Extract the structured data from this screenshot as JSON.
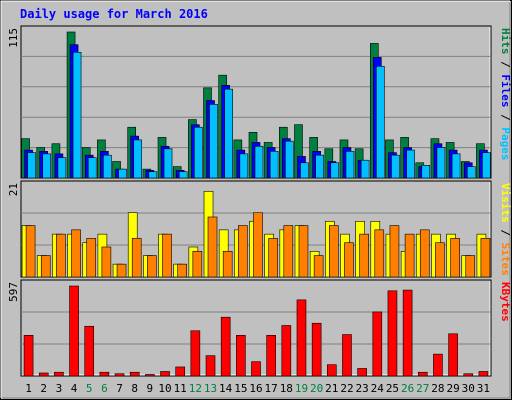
{
  "title": "Daily usage for March 2016",
  "colors": {
    "background": "#c0c0c0",
    "plot": "#c0c0c0",
    "hits": "#008040",
    "files": "#0000ff",
    "pages": "#00c0ff",
    "visits": "#ffff00",
    "sites": "#ff8000",
    "kbytes": "#ff0000",
    "weekend_day": "#008040",
    "weekday": "#000000"
  },
  "chart_data": [
    {
      "type": "bar",
      "panel": "hits-files-pages",
      "ymax_label": "115",
      "ylim": [
        0,
        115
      ],
      "side_label": [
        {
          "text": "Pages",
          "color": "#00c0ff"
        },
        {
          "text": " / ",
          "color": "#000000"
        },
        {
          "text": "Files",
          "color": "#0000ff"
        },
        {
          "text": " / ",
          "color": "#000000"
        },
        {
          "text": "Hits",
          "color": "#008040"
        }
      ],
      "categories": [
        "1",
        "2",
        "3",
        "4",
        "5",
        "6",
        "7",
        "8",
        "9",
        "10",
        "11",
        "12",
        "13",
        "14",
        "15",
        "16",
        "17",
        "18",
        "19",
        "20",
        "21",
        "22",
        "23",
        "24",
        "25",
        "26",
        "27",
        "28",
        "29",
        "30",
        "31"
      ],
      "series": [
        {
          "name": "Hits",
          "color": "#008040",
          "values": [
            31,
            24,
            27,
            115,
            24,
            30,
            13,
            40,
            7,
            32,
            9,
            46,
            71,
            81,
            30,
            36,
            28,
            40,
            42,
            32,
            23,
            30,
            23,
            106,
            30,
            32,
            12,
            31,
            28,
            13,
            27
          ]
        },
        {
          "name": "Files",
          "color": "#0000ff",
          "values": [
            22,
            21,
            19,
            105,
            18,
            21,
            7,
            33,
            6,
            25,
            6,
            42,
            61,
            73,
            22,
            28,
            24,
            31,
            17,
            21,
            13,
            24,
            14,
            95,
            20,
            24,
            9,
            27,
            22,
            12,
            22
          ]
        },
        {
          "name": "Pages",
          "color": "#00c0ff",
          "values": [
            20,
            19,
            16,
            99,
            16,
            18,
            7,
            30,
            5,
            23,
            5,
            40,
            58,
            70,
            19,
            25,
            21,
            29,
            12,
            18,
            12,
            21,
            14,
            88,
            18,
            22,
            10,
            24,
            19,
            9,
            20
          ]
        }
      ]
    },
    {
      "type": "bar",
      "panel": "visits-sites",
      "ymax_label": "21",
      "ylim": [
        0,
        21
      ],
      "side_label": [
        {
          "text": "Sites",
          "color": "#ff8000"
        },
        {
          "text": " / ",
          "color": "#000000"
        },
        {
          "text": "Visits",
          "color": "#ffff00"
        }
      ],
      "categories": [
        "1",
        "2",
        "3",
        "4",
        "5",
        "6",
        "7",
        "8",
        "9",
        "10",
        "11",
        "12",
        "13",
        "14",
        "15",
        "16",
        "17",
        "18",
        "19",
        "20",
        "21",
        "22",
        "23",
        "24",
        "25",
        "26",
        "27",
        "28",
        "29",
        "30",
        "31"
      ],
      "series": [
        {
          "name": "Visits",
          "color": "#ffff00",
          "values": [
            12,
            5,
            10,
            10,
            8,
            10,
            3,
            15,
            5,
            10,
            3,
            7,
            20,
            11,
            11,
            13,
            10,
            11,
            12,
            6,
            13,
            10,
            13,
            13,
            10,
            6,
            10,
            10,
            10,
            5,
            10
          ]
        },
        {
          "name": "Sites",
          "color": "#ff8000",
          "values": [
            12,
            5,
            10,
            11,
            9,
            7,
            3,
            9,
            5,
            10,
            3,
            6,
            14,
            6,
            12,
            15,
            9,
            12,
            12,
            5,
            12,
            8,
            10,
            11,
            12,
            10,
            11,
            8,
            9,
            5,
            9
          ]
        }
      ]
    },
    {
      "type": "bar",
      "panel": "kbytes",
      "ymax_label": "597",
      "ylim": [
        0,
        597
      ],
      "side_label": [
        {
          "text": "KBytes",
          "color": "#ff0000"
        }
      ],
      "categories": [
        "1",
        "2",
        "3",
        "4",
        "5",
        "6",
        "7",
        "8",
        "9",
        "10",
        "11",
        "12",
        "13",
        "14",
        "15",
        "16",
        "17",
        "18",
        "19",
        "20",
        "21",
        "22",
        "23",
        "24",
        "25",
        "26",
        "27",
        "28",
        "29",
        "30",
        "31"
      ],
      "series": [
        {
          "name": "KBytes",
          "color": "#ff0000",
          "values": [
            270,
            20,
            25,
            597,
            330,
            25,
            15,
            25,
            10,
            30,
            60,
            300,
            135,
            390,
            270,
            95,
            270,
            335,
            505,
            350,
            75,
            275,
            50,
            425,
            565,
            570,
            25,
            145,
            280,
            15,
            30
          ]
        }
      ]
    }
  ],
  "x_axis": {
    "labels": [
      "1",
      "2",
      "3",
      "4",
      "5",
      "6",
      "7",
      "8",
      "9",
      "10",
      "11",
      "12",
      "13",
      "14",
      "15",
      "16",
      "17",
      "18",
      "19",
      "20",
      "21",
      "22",
      "23",
      "24",
      "25",
      "26",
      "27",
      "28",
      "29",
      "30",
      "31"
    ],
    "weekend": [
      false,
      false,
      false,
      false,
      true,
      true,
      false,
      false,
      false,
      false,
      false,
      true,
      true,
      false,
      false,
      false,
      false,
      false,
      true,
      true,
      false,
      false,
      false,
      false,
      false,
      true,
      true,
      false,
      false,
      false,
      false
    ]
  }
}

:::

WRITTEN REQUEST:
Quote every record above exactly, leaving out the pictures.

ANSWER TO THIS TASK:
Extract the structured data from this screenshot as JSON.
{
  "title": "Daily usage for March 2016",
  "colors": {
    "background": "#c0c0c0",
    "plot": "#c0c0c0",
    "hits": "#008040",
    "files": "#0000ff",
    "pages": "#00c0ff",
    "visits": "#ffff00",
    "sites": "#ff8000",
    "kbytes": "#ff0000",
    "weekend_day": "#008040",
    "weekday": "#000000"
  },
  "chart_data": [
    {
      "type": "bar",
      "panel": "hits-files-pages",
      "ymax_label": "115",
      "ylim": [
        0,
        115
      ],
      "side_label": [
        {
          "text": "Pages",
          "color": "#00c0ff"
        },
        {
          "text": " / ",
          "color": "#000000"
        },
        {
          "text": "Files",
          "color": "#0000ff"
        },
        {
          "text": " / ",
          "color": "#000000"
        },
        {
          "text": "Hits",
          "color": "#008040"
        }
      ],
      "categories": [
        "1",
        "2",
        "3",
        "4",
        "5",
        "6",
        "7",
        "8",
        "9",
        "10",
        "11",
        "12",
        "13",
        "14",
        "15",
        "16",
        "17",
        "18",
        "19",
        "20",
        "21",
        "22",
        "23",
        "24",
        "25",
        "26",
        "27",
        "28",
        "29",
        "30",
        "31"
      ],
      "series": [
        {
          "name": "Hits",
          "color": "#008040",
          "values": [
            31,
            24,
            27,
            115,
            24,
            30,
            13,
            40,
            7,
            32,
            9,
            46,
            71,
            81,
            30,
            36,
            28,
            40,
            42,
            32,
            23,
            30,
            23,
            106,
            30,
            32,
            12,
            31,
            28,
            13,
            27
          ]
        },
        {
          "name": "Files",
          "color": "#0000ff",
          "values": [
            22,
            21,
            19,
            105,
            18,
            21,
            7,
            33,
            6,
            25,
            6,
            42,
            61,
            73,
            22,
            28,
            24,
            31,
            17,
            21,
            13,
            24,
            14,
            95,
            20,
            24,
            9,
            27,
            22,
            12,
            22
          ]
        },
        {
          "name": "Pages",
          "color": "#00c0ff",
          "values": [
            20,
            19,
            16,
            99,
            16,
            18,
            7,
            30,
            5,
            23,
            5,
            40,
            58,
            70,
            19,
            25,
            21,
            29,
            12,
            18,
            12,
            21,
            14,
            88,
            18,
            22,
            10,
            24,
            19,
            9,
            20
          ]
        }
      ]
    },
    {
      "type": "bar",
      "panel": "visits-sites",
      "ymax_label": "21",
      "ylim": [
        0,
        21
      ],
      "side_label": [
        {
          "text": "Sites",
          "color": "#ff8000"
        },
        {
          "text": " / ",
          "color": "#000000"
        },
        {
          "text": "Visits",
          "color": "#ffff00"
        }
      ],
      "categories": [
        "1",
        "2",
        "3",
        "4",
        "5",
        "6",
        "7",
        "8",
        "9",
        "10",
        "11",
        "12",
        "13",
        "14",
        "15",
        "16",
        "17",
        "18",
        "19",
        "20",
        "21",
        "22",
        "23",
        "24",
        "25",
        "26",
        "27",
        "28",
        "29",
        "30",
        "31"
      ],
      "series": [
        {
          "name": "Visits",
          "color": "#ffff00",
          "values": [
            12,
            5,
            10,
            10,
            8,
            10,
            3,
            15,
            5,
            10,
            3,
            7,
            20,
            11,
            11,
            13,
            10,
            11,
            12,
            6,
            13,
            10,
            13,
            13,
            10,
            6,
            10,
            10,
            10,
            5,
            10
          ]
        },
        {
          "name": "Sites",
          "color": "#ff8000",
          "values": [
            12,
            5,
            10,
            11,
            9,
            7,
            3,
            9,
            5,
            10,
            3,
            6,
            14,
            6,
            12,
            15,
            9,
            12,
            12,
            5,
            12,
            8,
            10,
            11,
            12,
            10,
            11,
            8,
            9,
            5,
            9
          ]
        }
      ]
    },
    {
      "type": "bar",
      "panel": "kbytes",
      "ymax_label": "597",
      "ylim": [
        0,
        597
      ],
      "side_label": [
        {
          "text": "KBytes",
          "color": "#ff0000"
        }
      ],
      "categories": [
        "1",
        "2",
        "3",
        "4",
        "5",
        "6",
        "7",
        "8",
        "9",
        "10",
        "11",
        "12",
        "13",
        "14",
        "15",
        "16",
        "17",
        "18",
        "19",
        "20",
        "21",
        "22",
        "23",
        "24",
        "25",
        "26",
        "27",
        "28",
        "29",
        "30",
        "31"
      ],
      "series": [
        {
          "name": "KBytes",
          "color": "#ff0000",
          "values": [
            270,
            20,
            25,
            597,
            330,
            25,
            15,
            25,
            10,
            30,
            60,
            300,
            135,
            390,
            270,
            95,
            270,
            335,
            505,
            350,
            75,
            275,
            50,
            425,
            565,
            570,
            25,
            145,
            280,
            15,
            30
          ]
        }
      ]
    }
  ],
  "x_axis": {
    "labels": [
      "1",
      "2",
      "3",
      "4",
      "5",
      "6",
      "7",
      "8",
      "9",
      "10",
      "11",
      "12",
      "13",
      "14",
      "15",
      "16",
      "17",
      "18",
      "19",
      "20",
      "21",
      "22",
      "23",
      "24",
      "25",
      "26",
      "27",
      "28",
      "29",
      "30",
      "31"
    ],
    "weekend": [
      false,
      false,
      false,
      false,
      true,
      true,
      false,
      false,
      false,
      false,
      false,
      true,
      true,
      false,
      false,
      false,
      false,
      false,
      true,
      true,
      false,
      false,
      false,
      false,
      false,
      true,
      true,
      false,
      false,
      false,
      false
    ]
  }
}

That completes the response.